STATED TASK:
Reproduce the listing verbatim.

AVAILABLE RECORDS:

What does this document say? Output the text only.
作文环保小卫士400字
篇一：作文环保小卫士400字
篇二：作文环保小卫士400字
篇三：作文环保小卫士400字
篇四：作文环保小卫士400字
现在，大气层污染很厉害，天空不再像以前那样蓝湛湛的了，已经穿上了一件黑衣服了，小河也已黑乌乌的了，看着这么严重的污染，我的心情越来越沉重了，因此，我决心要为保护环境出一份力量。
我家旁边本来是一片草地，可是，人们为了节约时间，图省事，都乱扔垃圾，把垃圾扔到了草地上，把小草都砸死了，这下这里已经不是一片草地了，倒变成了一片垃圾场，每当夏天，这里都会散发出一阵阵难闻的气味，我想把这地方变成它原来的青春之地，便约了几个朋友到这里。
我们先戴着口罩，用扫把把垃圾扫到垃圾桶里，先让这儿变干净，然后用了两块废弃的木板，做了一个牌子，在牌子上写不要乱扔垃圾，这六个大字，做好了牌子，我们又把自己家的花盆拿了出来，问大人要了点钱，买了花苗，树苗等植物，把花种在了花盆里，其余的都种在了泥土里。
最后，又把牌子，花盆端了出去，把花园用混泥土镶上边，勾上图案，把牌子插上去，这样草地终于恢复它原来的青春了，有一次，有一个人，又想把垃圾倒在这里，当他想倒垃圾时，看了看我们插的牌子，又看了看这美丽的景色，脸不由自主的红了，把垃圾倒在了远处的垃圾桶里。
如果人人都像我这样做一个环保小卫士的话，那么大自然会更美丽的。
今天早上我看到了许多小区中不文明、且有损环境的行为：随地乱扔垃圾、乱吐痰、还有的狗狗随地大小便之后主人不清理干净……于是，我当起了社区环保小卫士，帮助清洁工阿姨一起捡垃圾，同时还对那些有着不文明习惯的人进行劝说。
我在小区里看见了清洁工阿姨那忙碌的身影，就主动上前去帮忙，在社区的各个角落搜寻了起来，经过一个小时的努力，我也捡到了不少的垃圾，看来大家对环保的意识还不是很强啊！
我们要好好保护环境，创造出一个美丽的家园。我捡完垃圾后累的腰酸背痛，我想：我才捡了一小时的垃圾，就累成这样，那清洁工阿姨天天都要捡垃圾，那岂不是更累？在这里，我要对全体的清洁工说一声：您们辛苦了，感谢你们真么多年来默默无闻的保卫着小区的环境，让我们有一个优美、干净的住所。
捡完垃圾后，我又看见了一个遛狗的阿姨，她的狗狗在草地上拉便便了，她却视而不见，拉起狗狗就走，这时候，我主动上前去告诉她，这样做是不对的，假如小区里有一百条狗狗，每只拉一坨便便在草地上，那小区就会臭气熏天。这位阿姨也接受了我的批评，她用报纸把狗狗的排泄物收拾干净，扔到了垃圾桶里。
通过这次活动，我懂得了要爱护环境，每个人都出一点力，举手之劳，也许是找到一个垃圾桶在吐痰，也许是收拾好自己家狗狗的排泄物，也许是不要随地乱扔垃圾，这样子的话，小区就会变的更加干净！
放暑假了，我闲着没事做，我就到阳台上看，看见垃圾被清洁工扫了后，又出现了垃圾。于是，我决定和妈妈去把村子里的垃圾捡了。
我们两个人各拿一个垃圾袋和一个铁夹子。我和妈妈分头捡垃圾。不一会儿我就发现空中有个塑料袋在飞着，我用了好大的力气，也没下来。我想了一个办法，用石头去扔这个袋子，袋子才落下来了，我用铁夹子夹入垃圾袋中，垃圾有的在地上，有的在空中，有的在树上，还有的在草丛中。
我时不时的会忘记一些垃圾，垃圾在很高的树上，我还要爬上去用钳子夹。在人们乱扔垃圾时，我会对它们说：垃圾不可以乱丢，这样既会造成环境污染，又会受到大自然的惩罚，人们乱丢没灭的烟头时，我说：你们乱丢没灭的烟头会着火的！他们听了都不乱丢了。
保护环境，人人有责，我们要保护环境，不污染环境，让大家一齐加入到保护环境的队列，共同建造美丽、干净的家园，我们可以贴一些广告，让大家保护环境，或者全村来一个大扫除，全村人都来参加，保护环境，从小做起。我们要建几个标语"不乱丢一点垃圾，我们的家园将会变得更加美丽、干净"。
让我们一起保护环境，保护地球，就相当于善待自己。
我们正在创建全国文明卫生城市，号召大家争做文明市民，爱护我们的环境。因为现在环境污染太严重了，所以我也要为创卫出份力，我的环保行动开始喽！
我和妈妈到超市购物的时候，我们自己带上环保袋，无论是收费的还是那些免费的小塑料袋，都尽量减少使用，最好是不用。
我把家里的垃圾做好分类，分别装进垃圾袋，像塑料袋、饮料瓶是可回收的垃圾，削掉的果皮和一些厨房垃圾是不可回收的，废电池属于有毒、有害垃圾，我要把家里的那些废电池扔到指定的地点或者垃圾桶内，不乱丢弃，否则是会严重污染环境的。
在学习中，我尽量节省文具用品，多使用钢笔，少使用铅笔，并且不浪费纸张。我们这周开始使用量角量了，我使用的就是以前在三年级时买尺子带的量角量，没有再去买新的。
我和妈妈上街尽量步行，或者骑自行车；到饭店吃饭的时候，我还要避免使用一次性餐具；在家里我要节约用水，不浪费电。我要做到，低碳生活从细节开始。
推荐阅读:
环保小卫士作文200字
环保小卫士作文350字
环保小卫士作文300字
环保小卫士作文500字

TASK RESPONSE:
What does this document say? Output the text only.
作文环保小卫士400字
篇一：作文环保小卫士400字
篇二：作文环保小卫士400字
篇三：作文环保小卫士400字
篇四：作文环保小卫士400字
现在，大气层污染很厉害，天空不再像以前那样蓝湛湛的了，已经穿上了一件黑衣服了，小河也已黑乌乌的了，看着这么严重的污染，我的心情越来越沉重了，因此，我决心要为保护环境出一份力量。
我家旁边本来是一片草地，可是，人们为了节约时间，图省事，都乱扔垃圾，把垃圾扔到了草地上，把小草都砸死了，这下这里已经不是一片草地了，倒变成了一片垃圾场，每当夏天，这里都会散发出一阵阵难闻的气味，我想把这地方变成它原来的青春之地，便约了几个朋友到这里。
我们先戴着口罩，用扫把把垃圾扫到垃圾桶里，先让这儿变干净，然后用了两块废弃的木板，做了一个牌子，在牌子上写不要乱扔垃圾，这六个大字，做好了牌子，我们又把自己家的花盆拿了出来，问大人要了点钱，买了花苗，树苗等植物，把花种在了花盆里，其余的都种在了泥土里。
最后，又把牌子，花盆端了出去，把花园用混泥土镶上边，勾上图案，把牌子插上去，这样草地终于恢复它原来的青春了，有一次，有一个人，又想把垃圾倒在这里，当他想倒垃圾时，看了看我们插的牌子，又看了看这美丽的景色，脸不由自主的红了，把垃圾倒在了远处的垃圾桶里。
如果人人都像我这样做一个环保小卫士的话，那么大自然会更美丽的。
今天早上我看到了许多小区中不文明、且有损环境的行为：随地乱扔垃圾、乱吐痰、还有的狗狗随地大小便之后主人不清理干净……于是，我当起了社区环保小卫士，帮助清洁工阿姨一起捡垃圾，同时还对那些有着不文明习惯的人进行劝说。
我在小区里看见了清洁工阿姨那忙碌的身影，就主动上前去帮忙，在社区的各个角落搜寻了起来，经过一个小时的努力，我也捡到了不少的垃圾，看来大家对环保的意识还不是很强啊！
我们要好好保护环境，创造出一个美丽的家园。我捡完垃圾后累的腰酸背痛，我想：我才捡了一小时的垃圾，就累成这样，那清洁工阿姨天天都要捡垃圾，那岂不是更累？在这里，我要对全体的清洁工说一声：您们辛苦了，感谢你们真么多年来默默无闻的保卫着小区的环境，让我们有一个优美、干净的住所。
捡完垃圾后，我又看见了一个遛狗的阿姨，她的狗狗在草地上拉便便了，她却视而不见，拉起狗狗就走，这时候，我主动上前去告诉她，这样做是不对的，假如小区里有一百条狗狗，每只拉一坨便便在草地上，那小区就会臭气熏天。这位阿姨也接受了我的批评，她用报纸把狗狗的排泄物收拾干净，扔到了垃圾桶里。
通过这次活动，我懂得了要爱护环境，每个人都出一点力，举手之劳，也许是找到一个垃圾桶在吐痰，也许是收拾好自己家狗狗的排泄物，也许是不要随地乱扔垃圾，这样子的话，小区就会变的更加干净！
放暑假了，我闲着没事做，我就到阳台上看，看见垃圾被清洁工扫了后，又出现了垃圾。于是，我决定和妈妈去把村子里的垃圾捡了。
我们两个人各拿一个垃圾袋和一个铁夹子。我和妈妈分头捡垃圾。不一会儿我就发现空中有个塑料袋在飞着，我用了好大的力气，也没下来。我想了一个办法，用石头去扔这个袋子，袋子才落下来了，我用铁夹子夹入垃圾袋中，垃圾有的在地上，有的在空中，有的在树上，还有的在草丛中。
我时不时的会忘记一些垃圾，垃圾在很高的树上，我还要爬上去用钳子夹。在人们乱扔垃圾时，我会对它们说：垃圾不可以乱丢，这样既会造成环境污染，又会受到大自然的惩罚，人们乱丢没灭的烟头时，我说：你们乱丢没灭的烟头会着火的！他们听了都不乱丢了。
保护环境，人人有责，我们要保护环境，不污染环境，让大家一齐加入到保护环境的队列，共同建造美丽、干净的家园，我们可以贴一些广告，让大家保护环境，或者全村来一个大扫除，全村人都来参加，保护环境，从小做起。我们要建几个标语"不乱丢一点垃圾，我们的家园将会变得更加美丽、干净"。
让我们一起保护环境，保护地球，就相当于善待自己。
我们正在创建全国文明卫生城市，号召大家争做文明市民，爱护我们的环境。因为现在环境污染太严重了，所以我也要为创卫出份力，我的环保行动开始喽！
我和妈妈到超市购物的时候，我们自己带上环保袋，无论是收费的还是那些免费的小塑料袋，都尽量减少使用，最好是不用。
我把家里的垃圾做好分类，分别装进垃圾袋，像塑料袋、饮料瓶是可回收的垃圾，削掉的果皮和一些厨房垃圾是不可回收的，废电池属于有毒、有害垃圾，我要把家里的那些废电池扔到指定的地点或者垃圾桶内，不乱丢弃，否则是会严重污染环境的。
在学习中，我尽量节省文具用品，多使用钢笔，少使用铅笔，并且不浪费纸张。我们这周开始使用量角量了，我使用的就是以前在三年级时买尺子带的量角量，没有再去买新的。
我和妈妈上街尽量步行，或者骑自行车；到饭店吃饭的时候，我还要避免使用一次性餐具；在家里我要节约用水，不浪费电。我要做到，低碳生活从细节开始。
推荐阅读:
环保小卫士作文200字
环保小卫士作文350字
环保小卫士作文300字
环保小卫士作文500字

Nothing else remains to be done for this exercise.